→ **MATERIAL TO PROCESS**

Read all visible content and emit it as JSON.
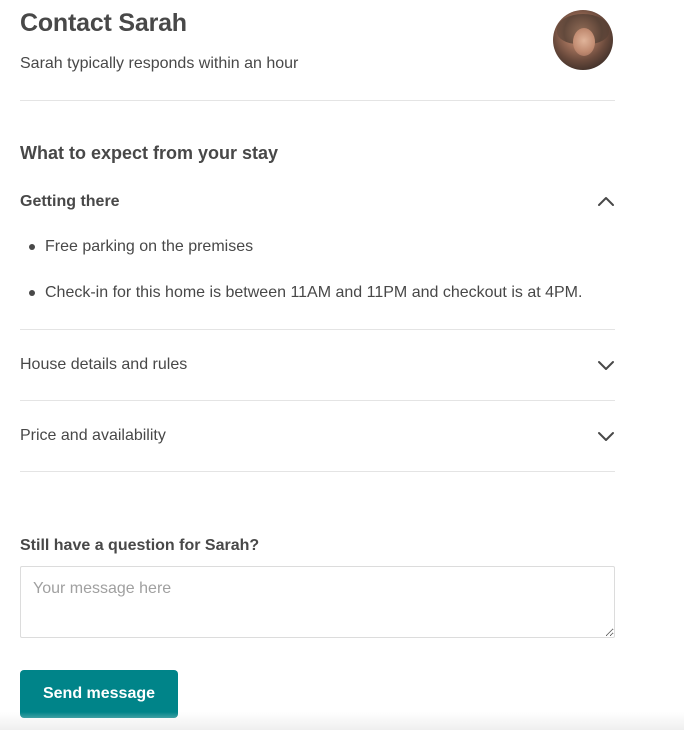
{
  "header": {
    "title": "Contact Sarah",
    "subtitle": "Sarah typically responds within an hour",
    "avatar_icon": "host-avatar"
  },
  "expect": {
    "heading": "What to expect from your stay",
    "sections": [
      {
        "label": "Getting there",
        "expanded": true,
        "icon": "chevron-up-icon",
        "items": [
          "Free parking on the premises",
          "Check-in for this home is between 11AM and 11PM and checkout is at 4PM."
        ]
      },
      {
        "label": "House details and rules",
        "expanded": false,
        "icon": "chevron-down-icon"
      },
      {
        "label": "Price and availability",
        "expanded": false,
        "icon": "chevron-down-icon"
      }
    ]
  },
  "question": {
    "label": "Still have a question for Sarah?",
    "placeholder": "Your message here",
    "value": ""
  },
  "actions": {
    "send_label": "Send message"
  },
  "colors": {
    "accent": "#008489",
    "text": "#484848",
    "divider": "#e4e4e4",
    "placeholder": "#a0a0a0"
  }
}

→ **REQUEST**
Transcribe the material exactly, and leave out whatever pictures it holds.

→ **ANSWER TO THE PROBLEM**
Read all visible content and emit it as JSON.
{
  "header": {
    "title": "Contact Sarah",
    "subtitle": "Sarah typically responds within an hour",
    "avatar_icon": "host-avatar"
  },
  "expect": {
    "heading": "What to expect from your stay",
    "sections": [
      {
        "label": "Getting there",
        "expanded": true,
        "icon": "chevron-up-icon",
        "items": [
          "Free parking on the premises",
          "Check-in for this home is between 11AM and 11PM and checkout is at 4PM."
        ]
      },
      {
        "label": "House details and rules",
        "expanded": false,
        "icon": "chevron-down-icon"
      },
      {
        "label": "Price and availability",
        "expanded": false,
        "icon": "chevron-down-icon"
      }
    ]
  },
  "question": {
    "label": "Still have a question for Sarah?",
    "placeholder": "Your message here",
    "value": ""
  },
  "actions": {
    "send_label": "Send message"
  },
  "colors": {
    "accent": "#008489",
    "text": "#484848",
    "divider": "#e4e4e4",
    "placeholder": "#a0a0a0"
  }
}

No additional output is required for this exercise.